• **WRITTEN TASK**:
Write out the data below in full. Keep it exact.

Records that describe figures
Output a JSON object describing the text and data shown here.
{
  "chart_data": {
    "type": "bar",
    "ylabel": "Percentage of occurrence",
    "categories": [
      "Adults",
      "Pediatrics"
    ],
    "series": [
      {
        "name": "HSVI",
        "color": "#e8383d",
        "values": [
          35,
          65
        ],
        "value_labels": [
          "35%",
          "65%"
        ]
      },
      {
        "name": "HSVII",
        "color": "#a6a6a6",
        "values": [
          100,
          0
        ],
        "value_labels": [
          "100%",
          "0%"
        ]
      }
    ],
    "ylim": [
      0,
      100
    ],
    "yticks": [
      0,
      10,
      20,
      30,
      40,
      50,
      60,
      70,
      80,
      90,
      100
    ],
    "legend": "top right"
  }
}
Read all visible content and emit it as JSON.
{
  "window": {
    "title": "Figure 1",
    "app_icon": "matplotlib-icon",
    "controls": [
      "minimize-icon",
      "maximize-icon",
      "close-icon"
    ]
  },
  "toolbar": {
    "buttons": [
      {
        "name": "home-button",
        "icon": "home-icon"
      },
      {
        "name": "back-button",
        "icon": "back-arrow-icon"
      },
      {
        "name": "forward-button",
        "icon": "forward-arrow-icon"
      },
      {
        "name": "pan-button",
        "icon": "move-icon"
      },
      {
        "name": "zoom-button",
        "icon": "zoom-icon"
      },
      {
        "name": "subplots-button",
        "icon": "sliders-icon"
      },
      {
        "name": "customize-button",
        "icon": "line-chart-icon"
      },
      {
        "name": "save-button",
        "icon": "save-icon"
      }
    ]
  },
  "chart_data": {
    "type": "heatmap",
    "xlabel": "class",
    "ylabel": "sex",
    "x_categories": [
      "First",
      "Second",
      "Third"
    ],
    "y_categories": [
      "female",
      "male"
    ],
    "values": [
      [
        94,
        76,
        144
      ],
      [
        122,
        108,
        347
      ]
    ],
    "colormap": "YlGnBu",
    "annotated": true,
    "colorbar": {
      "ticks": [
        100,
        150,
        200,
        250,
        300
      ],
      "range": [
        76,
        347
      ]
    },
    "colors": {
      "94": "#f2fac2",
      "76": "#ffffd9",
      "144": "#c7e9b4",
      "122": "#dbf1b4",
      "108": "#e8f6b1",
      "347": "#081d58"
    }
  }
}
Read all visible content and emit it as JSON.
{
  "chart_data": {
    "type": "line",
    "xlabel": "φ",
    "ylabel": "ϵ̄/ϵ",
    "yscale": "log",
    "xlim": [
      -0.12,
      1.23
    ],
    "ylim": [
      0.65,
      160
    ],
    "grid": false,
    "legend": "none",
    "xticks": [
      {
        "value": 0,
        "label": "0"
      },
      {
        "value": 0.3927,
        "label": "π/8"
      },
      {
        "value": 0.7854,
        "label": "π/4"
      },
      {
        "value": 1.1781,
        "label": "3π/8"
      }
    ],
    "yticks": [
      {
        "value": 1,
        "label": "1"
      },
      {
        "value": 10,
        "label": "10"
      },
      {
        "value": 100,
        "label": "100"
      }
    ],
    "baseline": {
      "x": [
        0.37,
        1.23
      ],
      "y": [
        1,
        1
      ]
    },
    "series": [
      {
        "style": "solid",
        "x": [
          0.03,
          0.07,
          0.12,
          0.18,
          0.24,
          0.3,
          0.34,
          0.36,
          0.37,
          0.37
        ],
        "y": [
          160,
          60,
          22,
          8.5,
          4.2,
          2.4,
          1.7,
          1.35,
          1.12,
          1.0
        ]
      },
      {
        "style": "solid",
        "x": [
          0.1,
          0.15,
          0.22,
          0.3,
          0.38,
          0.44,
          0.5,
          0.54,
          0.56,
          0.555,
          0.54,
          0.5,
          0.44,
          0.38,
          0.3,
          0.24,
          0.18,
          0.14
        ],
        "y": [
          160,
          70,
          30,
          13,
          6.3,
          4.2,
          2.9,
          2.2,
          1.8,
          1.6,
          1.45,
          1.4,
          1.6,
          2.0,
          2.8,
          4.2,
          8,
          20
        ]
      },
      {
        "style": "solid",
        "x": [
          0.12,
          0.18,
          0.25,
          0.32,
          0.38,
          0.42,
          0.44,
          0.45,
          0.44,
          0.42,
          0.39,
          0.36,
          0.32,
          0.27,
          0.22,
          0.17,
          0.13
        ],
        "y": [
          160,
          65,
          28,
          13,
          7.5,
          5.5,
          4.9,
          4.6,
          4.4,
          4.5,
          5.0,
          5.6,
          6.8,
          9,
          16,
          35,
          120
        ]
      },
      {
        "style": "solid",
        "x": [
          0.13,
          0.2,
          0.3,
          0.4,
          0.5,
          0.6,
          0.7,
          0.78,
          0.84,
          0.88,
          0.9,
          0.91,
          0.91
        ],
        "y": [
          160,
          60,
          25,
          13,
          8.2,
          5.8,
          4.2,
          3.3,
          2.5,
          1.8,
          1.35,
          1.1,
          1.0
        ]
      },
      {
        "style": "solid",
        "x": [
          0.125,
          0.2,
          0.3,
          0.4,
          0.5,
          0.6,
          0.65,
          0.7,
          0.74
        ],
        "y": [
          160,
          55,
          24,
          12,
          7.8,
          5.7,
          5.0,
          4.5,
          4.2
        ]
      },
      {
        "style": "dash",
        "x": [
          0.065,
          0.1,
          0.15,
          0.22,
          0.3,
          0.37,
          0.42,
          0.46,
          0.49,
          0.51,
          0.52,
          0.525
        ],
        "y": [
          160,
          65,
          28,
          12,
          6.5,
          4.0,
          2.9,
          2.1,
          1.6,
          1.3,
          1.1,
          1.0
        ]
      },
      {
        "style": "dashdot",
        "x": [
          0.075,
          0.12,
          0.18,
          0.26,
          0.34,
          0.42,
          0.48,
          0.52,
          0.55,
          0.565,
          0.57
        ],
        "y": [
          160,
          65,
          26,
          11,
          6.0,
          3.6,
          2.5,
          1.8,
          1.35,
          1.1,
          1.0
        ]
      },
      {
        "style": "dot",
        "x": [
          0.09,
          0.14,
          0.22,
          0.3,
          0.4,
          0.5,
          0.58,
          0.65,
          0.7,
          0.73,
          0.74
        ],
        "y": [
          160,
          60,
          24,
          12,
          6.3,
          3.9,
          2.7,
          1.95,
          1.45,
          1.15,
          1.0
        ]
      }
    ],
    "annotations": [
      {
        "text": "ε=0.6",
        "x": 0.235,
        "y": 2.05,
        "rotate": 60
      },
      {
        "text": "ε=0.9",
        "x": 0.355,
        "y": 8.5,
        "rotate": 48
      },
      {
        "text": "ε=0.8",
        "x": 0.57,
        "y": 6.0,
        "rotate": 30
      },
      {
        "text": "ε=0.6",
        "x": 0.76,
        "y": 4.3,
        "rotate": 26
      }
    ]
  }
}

• **WORKED SOLUTION**:
Output a JSON object describing the text and data shown here.
{
  "chart_data": {
    "type": "bar",
    "ylabel": "Percentage of occurrence",
    "categories": [
      "Adults",
      "Pediatrics"
    ],
    "series": [
      {
        "name": "HSVI",
        "color": "#e8383d",
        "values": [
          35,
          65
        ],
        "value_labels": [
          "35%",
          "65%"
        ]
      },
      {
        "name": "HSVII",
        "color": "#a6a6a6",
        "values": [
          100,
          0
        ],
        "value_labels": [
          "100%",
          "0%"
        ]
      }
    ],
    "ylim": [
      0,
      100
    ],
    "yticks": [
      0,
      10,
      20,
      30,
      40,
      50,
      60,
      70,
      80,
      90,
      100
    ],
    "legend": "top right"
  }
}
Read all visible content and emit it as JSON.
{
  "window": {
    "title": "Figure 1",
    "app_icon": "matplotlib-icon",
    "controls": [
      "minimize-icon",
      "maximize-icon",
      "close-icon"
    ]
  },
  "toolbar": {
    "buttons": [
      {
        "name": "home-button",
        "icon": "home-icon"
      },
      {
        "name": "back-button",
        "icon": "back-arrow-icon"
      },
      {
        "name": "forward-button",
        "icon": "forward-arrow-icon"
      },
      {
        "name": "pan-button",
        "icon": "move-icon"
      },
      {
        "name": "zoom-button",
        "icon": "zoom-icon"
      },
      {
        "name": "subplots-button",
        "icon": "sliders-icon"
      },
      {
        "name": "customize-button",
        "icon": "line-chart-icon"
      },
      {
        "name": "save-button",
        "icon": "save-icon"
      }
    ]
  },
  "chart_data": {
    "type": "heatmap",
    "xlabel": "class",
    "ylabel": "sex",
    "x_categories": [
      "First",
      "Second",
      "Third"
    ],
    "y_categories": [
      "female",
      "male"
    ],
    "values": [
      [
        94,
        76,
        144
      ],
      [
        122,
        108,
        347
      ]
    ],
    "colormap": "YlGnBu",
    "annotated": true,
    "colorbar": {
      "ticks": [
        100,
        150,
        200,
        250,
        300
      ],
      "range": [
        76,
        347
      ]
    },
    "colors": {
      "94": "#f2fac2",
      "76": "#ffffd9",
      "144": "#c7e9b4",
      "122": "#dbf1b4",
      "108": "#e8f6b1",
      "347": "#081d58"
    }
  }
}
Read all visible content and emit it as JSON.
{
  "chart_data": {
    "type": "line",
    "xlabel": "φ",
    "ylabel": "ϵ̄/ϵ",
    "yscale": "log",
    "xlim": [
      -0.12,
      1.23
    ],
    "ylim": [
      0.65,
      160
    ],
    "grid": false,
    "legend": "none",
    "xticks": [
      {
        "value": 0,
        "label": "0"
      },
      {
        "value": 0.3927,
        "label": "π/8"
      },
      {
        "value": 0.7854,
        "label": "π/4"
      },
      {
        "value": 1.1781,
        "label": "3π/8"
      }
    ],
    "yticks": [
      {
        "value": 1,
        "label": "1"
      },
      {
        "value": 10,
        "label": "10"
      },
      {
        "value": 100,
        "label": "100"
      }
    ],
    "baseline": {
      "x": [
        0.37,
        1.23
      ],
      "y": [
        1,
        1
      ]
    },
    "series": [
      {
        "style": "solid",
        "x": [
          0.03,
          0.07,
          0.12,
          0.18,
          0.24,
          0.3,
          0.34,
          0.36,
          0.37,
          0.37
        ],
        "y": [
          160,
          60,
          22,
          8.5,
          4.2,
          2.4,
          1.7,
          1.35,
          1.12,
          1.0
        ]
      },
      {
        "style": "solid",
        "x": [
          0.1,
          0.15,
          0.22,
          0.3,
          0.38,
          0.44,
          0.5,
          0.54,
          0.56,
          0.555,
          0.54,
          0.5,
          0.44,
          0.38,
          0.3,
          0.24,
          0.18,
          0.14
        ],
        "y": [
          160,
          70,
          30,
          13,
          6.3,
          4.2,
          2.9,
          2.2,
          1.8,
          1.6,
          1.45,
          1.4,
          1.6,
          2.0,
          2.8,
          4.2,
          8,
          20
        ]
      },
      {
        "style": "solid",
        "x": [
          0.12,
          0.18,
          0.25,
          0.32,
          0.38,
          0.42,
          0.44,
          0.45,
          0.44,
          0.42,
          0.39,
          0.36,
          0.32,
          0.27,
          0.22,
          0.17,
          0.13
        ],
        "y": [
          160,
          65,
          28,
          13,
          7.5,
          5.5,
          4.9,
          4.6,
          4.4,
          4.5,
          5.0,
          5.6,
          6.8,
          9,
          16,
          35,
          120
        ]
      },
      {
        "style": "solid",
        "x": [
          0.13,
          0.2,
          0.3,
          0.4,
          0.5,
          0.6,
          0.7,
          0.78,
          0.84,
          0.88,
          0.9,
          0.91,
          0.91
        ],
        "y": [
          160,
          60,
          25,
          13,
          8.2,
          5.8,
          4.2,
          3.3,
          2.5,
          1.8,
          1.35,
          1.1,
          1.0
        ]
      },
      {
        "style": "solid",
        "x": [
          0.125,
          0.2,
          0.3,
          0.4,
          0.5,
          0.6,
          0.65,
          0.7,
          0.74
        ],
        "y": [
          160,
          55,
          24,
          12,
          7.8,
          5.7,
          5.0,
          4.5,
          4.2
        ]
      },
      {
        "style": "dash",
        "x": [
          0.065,
          0.1,
          0.15,
          0.22,
          0.3,
          0.37,
          0.42,
          0.46,
          0.49,
          0.51,
          0.52,
          0.525
        ],
        "y": [
          160,
          65,
          28,
          12,
          6.5,
          4.0,
          2.9,
          2.1,
          1.6,
          1.3,
          1.1,
          1.0
        ]
      },
      {
        "style": "dashdot",
        "x": [
          0.075,
          0.12,
          0.18,
          0.26,
          0.34,
          0.42,
          0.48,
          0.52,
          0.55,
          0.565,
          0.57
        ],
        "y": [
          160,
          65,
          26,
          11,
          6.0,
          3.6,
          2.5,
          1.8,
          1.35,
          1.1,
          1.0
        ]
      },
      {
        "style": "dot",
        "x": [
          0.09,
          0.14,
          0.22,
          0.3,
          0.4,
          0.5,
          0.58,
          0.65,
          0.7,
          0.73,
          0.74
        ],
        "y": [
          160,
          60,
          24,
          12,
          6.3,
          3.9,
          2.7,
          1.95,
          1.45,
          1.15,
          1.0
        ]
      }
    ],
    "annotations": [
      {
        "text": "ε=0.6",
        "x": 0.235,
        "y": 2.05,
        "rotate": 60
      },
      {
        "text": "ε=0.9",
        "x": 0.355,
        "y": 8.5,
        "rotate": 48
      },
      {
        "text": "ε=0.8",
        "x": 0.57,
        "y": 6.0,
        "rotate": 30
      },
      {
        "text": "ε=0.6",
        "x": 0.76,
        "y": 4.3,
        "rotate": 26
      }
    ]
  }
}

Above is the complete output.